#### Vorgegebener Text:
MGBs, PANZER UND BATMOBILE

Auszug aus Neil Stephenson's "Die Diktatur des schönen Scheins"


Zu der Zeit, als Jobs, Wozniak, Gates und Allen sich diese merkwürdigen Projekte ausdachten, war ich ein Teenager und lebte in Ames, Iowa.
Der Vater eines meiner Freunde hatte einen alten MGB-Sportwagen, der in seiner Garage vor sich hin rostete.
Manchmal brachte er ihn sogar zum Laufen und lud uns dann mit einem unvergesslichen Ausdruck wilder, jugendlicher Begeisterung im Gesicht zu einer Spritztour um den Block ein; für seine Passagiere war er ein Verrückter, der, wenn er den Motor nicht gerade abwürgte, unter Fehlzündungen durch Ames, Iowa, tuckerte und den Staub von rostigen Gremlins und Pintos schluckte; in seiner Vorstellung dagegen war er Dustin Hoffmann, der, den Wind in den Haaren, über die Bay Bridge dahin brauste.

Im Rückblick gewann ich daraus zwei Erkenntnisse über das Verhätnis der Leute zur Technik.
Die eine besagte, dass ihre Ansichten in nicht unbeträchtlichem Maße von Romantik und Imagedenken geprägt sind.
Wer Zweifel daran (und viel Zeit zur Verfügung) hat, frage irgendjemanden, der im Besitz eines Macintosh ist und sich aus eben diesem Grund einer unterdrückten Minderheit zugehörig fühlt.
Der Vergleich zwischen Autos und Betriebssystemen ist gar nicht so schlecht und deshalb möchte ich noch einen Augenblick dabei verweilen und an ihm unsere derzeitige Situation erläutern.

Stellen Sie sich eine Straßenkreuzung vor, an der vier miteinander konkurrierende Autohändler liegen.
Einer von ihnen (Micro$oft) ist viel, viel größer als die anderen. Er fing vor Jahren damint an, Fahrräder mit Dreigangschaltung (M$-DOS) zu verkaufen; die waren nicht perfekt, funktionierten aber, und wenn etwas kaputt war, konnte man es leicht reparieren.

Im Fahrradgeschäft nebenan begann die Konkurrenz (Apple) eines Tages, motorisierte Fahrzeuge zu verkaufen - teure, aber ansprechend gestaltete Autos, deren Innereien hermetisch eingeschlossen waren, so dass ihre Funktionsweise mehr oder minder im Dunkeln blieb.

Der große Händler reagierte, indem er ein Mofa-Nachrüstset (Original-Windows) auf den Markt warf.

#### Aufgabe 1:
Schreib den Auszug von „Im Rückblick gewann“ bis einschließlich „Imagedenken geprägt sind.“ noch einmal ab und ersetze darin „Romantik“ durch „Nostalgie“.
#### Aufgabe 2:
Beantworte kurz die folgenden Fragen zum Auszug:
(a) In welcher Stadt lebte die Ich-Person als Teenager?
(b) Was begann der größte der vier Händler vor Jahren zu verkaufen?
(c) Was warf der große Händler als Reaktion auf den Markt?

#### Erfasste Angaben:

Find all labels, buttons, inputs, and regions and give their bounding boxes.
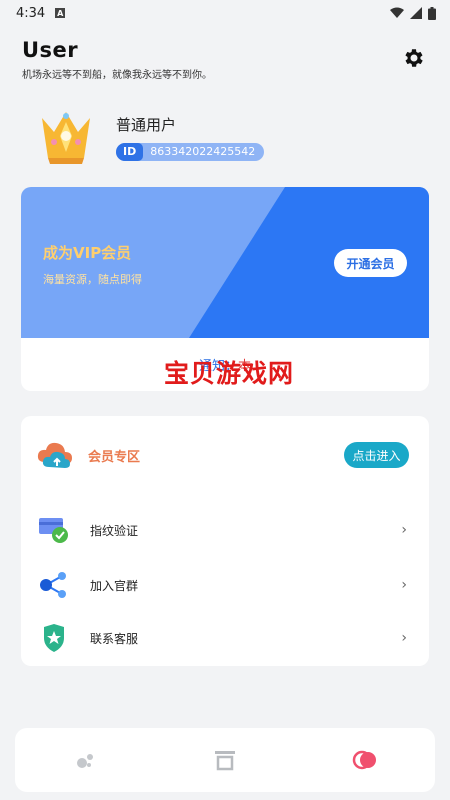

#### Erwartete Ausgabe 1:
Im Rückblick gewann ich daraus zwei Erkenntnisse über das Verhätnis der Leute zur Technik.
Die eine besagte, dass ihre Ansichten in nicht unbeträchtlichem Maße von Nostalgie und Imagedenken geprägt sind.

#### Erwartete Ausgabe 2:
(a) In Ames, Iowa.
(b) Fahrräder mit Dreigangschaltung (M$-DOS).
(c) Ein Mofa-Nachrüstset (Original-Windows).